Problem statement = Write out every entry word for word.

= = =

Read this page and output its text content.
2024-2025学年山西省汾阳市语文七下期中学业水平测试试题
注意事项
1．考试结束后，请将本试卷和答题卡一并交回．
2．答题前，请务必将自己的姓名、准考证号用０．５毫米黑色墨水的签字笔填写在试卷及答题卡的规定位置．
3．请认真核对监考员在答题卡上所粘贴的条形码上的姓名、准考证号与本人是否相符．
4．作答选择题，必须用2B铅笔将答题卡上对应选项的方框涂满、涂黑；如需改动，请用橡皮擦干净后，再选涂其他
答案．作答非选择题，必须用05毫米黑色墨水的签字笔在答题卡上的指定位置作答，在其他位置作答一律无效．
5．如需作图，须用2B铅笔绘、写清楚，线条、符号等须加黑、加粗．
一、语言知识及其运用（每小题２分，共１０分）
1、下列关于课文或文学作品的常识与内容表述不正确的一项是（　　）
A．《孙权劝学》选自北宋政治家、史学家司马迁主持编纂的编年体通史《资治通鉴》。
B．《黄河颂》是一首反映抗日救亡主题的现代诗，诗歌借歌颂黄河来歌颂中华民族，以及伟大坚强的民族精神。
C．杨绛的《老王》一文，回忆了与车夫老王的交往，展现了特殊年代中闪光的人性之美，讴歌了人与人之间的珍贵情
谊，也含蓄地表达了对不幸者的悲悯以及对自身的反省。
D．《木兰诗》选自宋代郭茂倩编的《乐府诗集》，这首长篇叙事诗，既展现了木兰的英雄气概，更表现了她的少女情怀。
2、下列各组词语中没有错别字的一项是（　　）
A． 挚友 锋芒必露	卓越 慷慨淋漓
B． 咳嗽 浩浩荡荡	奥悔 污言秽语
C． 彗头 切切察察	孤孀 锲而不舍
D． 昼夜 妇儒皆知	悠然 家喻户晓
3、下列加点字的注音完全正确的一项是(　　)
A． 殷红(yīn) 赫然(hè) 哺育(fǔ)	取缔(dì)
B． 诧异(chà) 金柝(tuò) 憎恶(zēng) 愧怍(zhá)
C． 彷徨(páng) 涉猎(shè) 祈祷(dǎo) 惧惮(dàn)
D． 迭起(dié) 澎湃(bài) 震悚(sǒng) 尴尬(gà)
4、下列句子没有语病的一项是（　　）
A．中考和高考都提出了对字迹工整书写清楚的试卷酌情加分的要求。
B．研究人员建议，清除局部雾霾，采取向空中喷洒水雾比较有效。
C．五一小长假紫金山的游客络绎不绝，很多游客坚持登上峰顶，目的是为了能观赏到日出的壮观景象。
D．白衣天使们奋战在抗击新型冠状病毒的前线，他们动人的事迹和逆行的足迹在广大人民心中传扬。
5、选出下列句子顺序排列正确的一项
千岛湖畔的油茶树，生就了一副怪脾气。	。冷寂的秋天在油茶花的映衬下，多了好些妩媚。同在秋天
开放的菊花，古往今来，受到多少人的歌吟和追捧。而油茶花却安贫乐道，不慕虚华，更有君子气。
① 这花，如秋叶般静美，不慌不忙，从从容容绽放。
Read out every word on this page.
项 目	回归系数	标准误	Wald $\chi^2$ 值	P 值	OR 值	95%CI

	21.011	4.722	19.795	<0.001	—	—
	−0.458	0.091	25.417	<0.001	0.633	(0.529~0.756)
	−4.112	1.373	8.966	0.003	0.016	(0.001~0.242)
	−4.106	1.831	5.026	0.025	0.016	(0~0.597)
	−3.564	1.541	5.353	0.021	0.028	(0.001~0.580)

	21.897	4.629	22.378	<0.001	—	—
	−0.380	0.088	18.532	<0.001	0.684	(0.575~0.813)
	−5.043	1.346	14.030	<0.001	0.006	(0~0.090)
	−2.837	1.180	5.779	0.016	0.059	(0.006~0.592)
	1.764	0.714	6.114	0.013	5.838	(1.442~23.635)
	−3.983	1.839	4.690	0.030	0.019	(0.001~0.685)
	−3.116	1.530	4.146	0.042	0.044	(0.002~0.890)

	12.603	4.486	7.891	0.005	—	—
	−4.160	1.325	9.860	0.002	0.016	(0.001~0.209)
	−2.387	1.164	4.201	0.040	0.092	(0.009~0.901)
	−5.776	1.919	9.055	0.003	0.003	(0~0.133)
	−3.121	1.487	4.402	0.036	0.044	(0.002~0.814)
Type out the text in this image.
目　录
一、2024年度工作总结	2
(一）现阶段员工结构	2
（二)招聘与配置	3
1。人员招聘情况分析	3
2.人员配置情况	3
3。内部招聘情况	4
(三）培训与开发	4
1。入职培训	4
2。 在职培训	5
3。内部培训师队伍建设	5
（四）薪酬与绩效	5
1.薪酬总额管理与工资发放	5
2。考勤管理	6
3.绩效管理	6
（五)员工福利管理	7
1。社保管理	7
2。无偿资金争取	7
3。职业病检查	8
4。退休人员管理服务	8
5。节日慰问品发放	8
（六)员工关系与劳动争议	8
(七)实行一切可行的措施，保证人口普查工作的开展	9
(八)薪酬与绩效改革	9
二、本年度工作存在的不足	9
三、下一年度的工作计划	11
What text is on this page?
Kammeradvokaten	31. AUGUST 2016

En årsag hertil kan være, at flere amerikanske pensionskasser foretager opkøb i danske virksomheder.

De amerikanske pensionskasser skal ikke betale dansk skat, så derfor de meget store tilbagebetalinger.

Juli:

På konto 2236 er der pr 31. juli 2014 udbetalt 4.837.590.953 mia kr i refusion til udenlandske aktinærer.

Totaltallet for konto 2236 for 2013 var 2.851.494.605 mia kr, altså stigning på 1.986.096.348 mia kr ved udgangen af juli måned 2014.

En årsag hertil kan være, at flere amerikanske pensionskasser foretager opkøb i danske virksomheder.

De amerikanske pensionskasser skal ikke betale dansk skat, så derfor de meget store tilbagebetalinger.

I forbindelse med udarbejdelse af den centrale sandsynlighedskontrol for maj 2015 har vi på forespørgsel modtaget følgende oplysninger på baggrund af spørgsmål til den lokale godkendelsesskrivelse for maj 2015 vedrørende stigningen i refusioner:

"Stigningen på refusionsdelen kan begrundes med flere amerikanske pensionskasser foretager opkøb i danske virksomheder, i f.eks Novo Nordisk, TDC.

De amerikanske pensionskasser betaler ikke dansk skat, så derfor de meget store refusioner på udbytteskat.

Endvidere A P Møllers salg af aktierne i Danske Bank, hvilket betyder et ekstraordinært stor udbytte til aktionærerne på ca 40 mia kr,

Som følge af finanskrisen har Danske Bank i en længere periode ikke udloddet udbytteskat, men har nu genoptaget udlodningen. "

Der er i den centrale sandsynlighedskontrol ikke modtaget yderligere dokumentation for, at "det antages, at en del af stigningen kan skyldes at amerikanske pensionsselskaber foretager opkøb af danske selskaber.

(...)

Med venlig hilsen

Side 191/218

= = =

Finished exercise =
Read this page and output its text content.
2024-2025学年山西省汾阳市语文七下期中学业水平测试试题
注意事项
1．考试结束后，请将本试卷和答题卡一并交回．
2．答题前，请务必将自己的姓名、准考证号用０．５毫米黑色墨水的签字笔填写在试卷及答题卡的规定位置．
3．请认真核对监考员在答题卡上所粘贴的条形码上的姓名、准考证号与本人是否相符．
4．作答选择题，必须用2B铅笔将答题卡上对应选项的方框涂满、涂黑；如需改动，请用橡皮擦干净后，再选涂其他
答案．作答非选择题，必须用05毫米黑色墨水的签字笔在答题卡上的指定位置作答，在其他位置作答一律无效．
5．如需作图，须用2B铅笔绘、写清楚，线条、符号等须加黑、加粗．
一、语言知识及其运用（每小题２分，共１０分）
1、下列关于课文或文学作品的常识与内容表述不正确的一项是（　　）
A．《孙权劝学》选自北宋政治家、史学家司马迁主持编纂的编年体通史《资治通鉴》。
B．《黄河颂》是一首反映抗日救亡主题的现代诗，诗歌借歌颂黄河来歌颂中华民族，以及伟大坚强的民族精神。
C．杨绛的《老王》一文，回忆了与车夫老王的交往，展现了特殊年代中闪光的人性之美，讴歌了人与人之间的珍贵情
谊，也含蓄地表达了对不幸者的悲悯以及对自身的反省。
D．《木兰诗》选自宋代郭茂倩编的《乐府诗集》，这首长篇叙事诗，既展现了木兰的英雄气概，更表现了她的少女情怀。
2、下列各组词语中没有错别字的一项是（　　）
A． 挚友 锋芒必露	卓越 慷慨淋漓
B． 咳嗽 浩浩荡荡	奥悔 污言秽语
C． 彗头 切切察察	孤孀 锲而不舍
D． 昼夜 妇儒皆知	悠然 家喻户晓
3、下列加点字的注音完全正确的一项是(　　)
A． 殷红(yīn) 赫然(hè) 哺育(fǔ)	取缔(dì)
B． 诧异(chà) 金柝(tuò) 憎恶(zēng) 愧怍(zhá)
C． 彷徨(páng) 涉猎(shè) 祈祷(dǎo) 惧惮(dàn)
D． 迭起(dié) 澎湃(bài) 震悚(sǒng) 尴尬(gà)
4、下列句子没有语病的一项是（　　）
A．中考和高考都提出了对字迹工整书写清楚的试卷酌情加分的要求。
B．研究人员建议，清除局部雾霾，采取向空中喷洒水雾比较有效。
C．五一小长假紫金山的游客络绎不绝，很多游客坚持登上峰顶，目的是为了能观赏到日出的壮观景象。
D．白衣天使们奋战在抗击新型冠状病毒的前线，他们动人的事迹和逆行的足迹在广大人民心中传扬。
5、选出下列句子顺序排列正确的一项
千岛湖畔的油茶树，生就了一副怪脾气。	。冷寂的秋天在油茶花的映衬下，多了好些妩媚。同在秋天
开放的菊花，古往今来，受到多少人的歌吟和追捧。而油茶花却安贫乐道，不慕虚华，更有君子气。
① 这花，如秋叶般静美，不慌不忙，从从容容绽放。
Read out every word on this page.
项 目	回归系数	标准误	Wald $\chi^2$ 值	P 值	OR 值	95%CI

	21.011	4.722	19.795	<0.001	—	—
	−0.458	0.091	25.417	<0.001	0.633	(0.529~0.756)
	−4.112	1.373	8.966	0.003	0.016	(0.001~0.242)
	−4.106	1.831	5.026	0.025	0.016	(0~0.597)
	−3.564	1.541	5.353	0.021	0.028	(0.001~0.580)

	21.897	4.629	22.378	<0.001	—	—
	−0.380	0.088	18.532	<0.001	0.684	(0.575~0.813)
	−5.043	1.346	14.030	<0.001	0.006	(0~0.090)
	−2.837	1.180	5.779	0.016	0.059	(0.006~0.592)
	1.764	0.714	6.114	0.013	5.838	(1.442~23.635)
	−3.983	1.839	4.690	0.030	0.019	(0.001~0.685)
	−3.116	1.530	4.146	0.042	0.044	(0.002~0.890)

	12.603	4.486	7.891	0.005	—	—
	−4.160	1.325	9.860	0.002	0.016	(0.001~0.209)
	−2.387	1.164	4.201	0.040	0.092	(0.009~0.901)
	−5.776	1.919	9.055	0.003	0.003	(0~0.133)
	−3.121	1.487	4.402	0.036	0.044	(0.002~0.814)
Type out the text in this image.
目　录
一、2024年度工作总结	2
(一）现阶段员工结构	2
（二)招聘与配置	3
1。人员招聘情况分析	3
2.人员配置情况	3
3。内部招聘情况	4
(三）培训与开发	4
1。入职培训	4
2。 在职培训	5
3。内部培训师队伍建设	5
（四）薪酬与绩效	5
1.薪酬总额管理与工资发放	5
2。考勤管理	6
3.绩效管理	6
（五)员工福利管理	7
1。社保管理	7
2。无偿资金争取	7
3。职业病检查	8
4。退休人员管理服务	8
5。节日慰问品发放	8
（六)员工关系与劳动争议	8
(七)实行一切可行的措施，保证人口普查工作的开展	9
(八)薪酬与绩效改革	9
二、本年度工作存在的不足	9
三、下一年度的工作计划	11
What text is on this page?
Kammeradvokaten	31. AUGUST 2016

En årsag hertil kan være, at flere amerikanske pensionskasser foretager opkøb i danske virksomheder.

De amerikanske pensionskasser skal ikke betale dansk skat, så derfor de meget store tilbagebetalinger.

Juli:

På konto 2236 er der pr 31. juli 2014 udbetalt 4.837.590.953 mia kr i refusion til udenlandske aktinærer.

Totaltallet for konto 2236 for 2013 var 2.851.494.605 mia kr, altså stigning på 1.986.096.348 mia kr ved udgangen af juli måned 2014.

En årsag hertil kan være, at flere amerikanske pensionskasser foretager opkøb i danske virksomheder.

De amerikanske pensionskasser skal ikke betale dansk skat, så derfor de meget store tilbagebetalinger.

I forbindelse med udarbejdelse af den centrale sandsynlighedskontrol for maj 2015 har vi på forespørgsel modtaget følgende oplysninger på baggrund af spørgsmål til den lokale godkendelsesskrivelse for maj 2015 vedrørende stigningen i refusioner:

"Stigningen på refusionsdelen kan begrundes med flere amerikanske pensionskasser foretager opkøb i danske virksomheder, i f.eks Novo Nordisk, TDC.

De amerikanske pensionskasser betaler ikke dansk skat, så derfor de meget store refusioner på udbytteskat.

Endvidere A P Møllers salg af aktierne i Danske Bank, hvilket betyder et ekstraordinært stor udbytte til aktionærerne på ca 40 mia kr,

Som følge af finanskrisen har Danske Bank i en længere periode ikke udloddet udbytteskat, men har nu genoptaget udlodningen. "

Der er i den centrale sandsynlighedskontrol ikke modtaget yderligere dokumentation for, at "det antages, at en del af stigningen kan skyldes at amerikanske pensionsselskaber foretager opkøb af danske selskaber.

(...)

Med venlig hilsen

Side 191/218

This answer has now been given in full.